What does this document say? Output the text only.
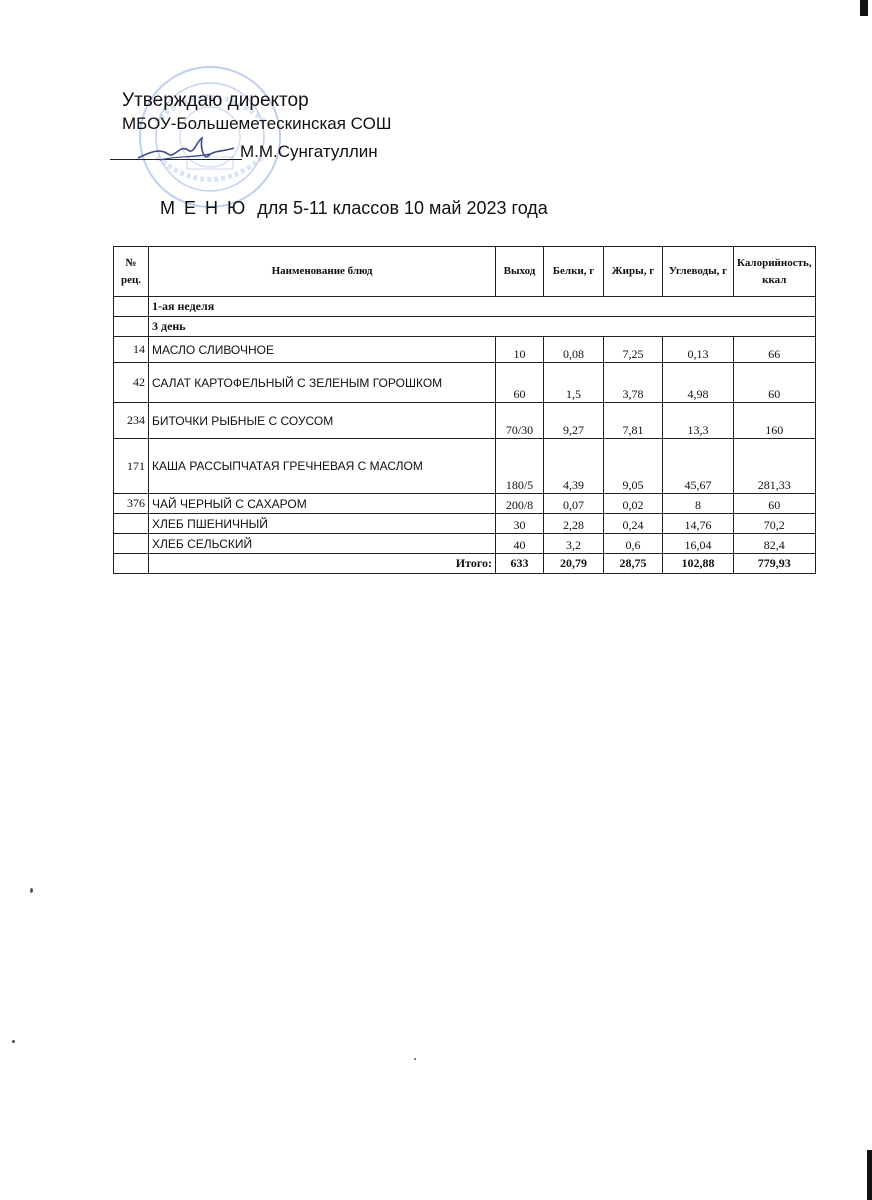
Утверждаю директор
МБОУ-Большеметескинская СОШ
М.М.Сунгатуллин
М Е Н Ю для 5-11 классов 10 май 2023 года
№ рец.	Наименование блюд	Выход	Белки, г	Жиры, г	Углеводы, г	Калорийность, ккал
	1-ая неделя					
	3 день					
14	МАСЛО СЛИВОЧНОЕ	10	0,08	7,25	0,13	66
42	САЛАТ КАРТОФЕЛЬНЫЙ С ЗЕЛЕНЫМ ГОРОШКОМ	60	1,5	3,78	4,98	60
234	БИТОЧКИ РЫБНЫЕ С СОУСОМ	70/30	9,27	7,81	13,3	160
171	КАША РАССЫПЧАТАЯ ГРЕЧНЕВАЯ С МАСЛОМ	180/5	4,39	9,05	45,67	281,33
376	ЧАЙ ЧЕРНЫЙ С САХАРОМ	200/8	0,07	0,02	8	60
	ХЛЕБ ПШЕНИЧНЫЙ	30	2,28	0,24	14,76	70,2
	ХЛЕБ СЕЛЬСКИЙ	40	3,2	0,6	16,04	82,4
	Итого:	633	20,79	28,75	102,88	779,93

-----

**REQUIREMENT:** Pictures are excluded; copy every other part of the records exactly.

**ANSWER TO THIS TASK:**
What does this document say? Output the text only.
Утверждаю директор
МБОУ-Большеметескинская СОШ
М.М.Сунгатуллин
М Е Н Ю для 5-11 классов 10 май 2023 года
№ рец.	Наименование блюд	Выход	Белки, г	Жиры, г	Углеводы, г	Калорийность, ккал
	1-ая неделя					
	3 день					
14	МАСЛО СЛИВОЧНОЕ	10	0,08	7,25	0,13	66
42	САЛАТ КАРТОФЕЛЬНЫЙ С ЗЕЛЕНЫМ ГОРОШКОМ	60	1,5	3,78	4,98	60
234	БИТОЧКИ РЫБНЫЕ С СОУСОМ	70/30	9,27	7,81	13,3	160
171	КАША РАССЫПЧАТАЯ ГРЕЧНЕВАЯ С МАСЛОМ	180/5	4,39	9,05	45,67	281,33
376	ЧАЙ ЧЕРНЫЙ С САХАРОМ	200/8	0,07	0,02	8	60
	ХЛЕБ ПШЕНИЧНЫЙ	30	2,28	0,24	14,76	70,2
	ХЛЕБ СЕЛЬСКИЙ	40	3,2	0,6	16,04	82,4
	Итого:	633	20,79	28,75	102,88	779,93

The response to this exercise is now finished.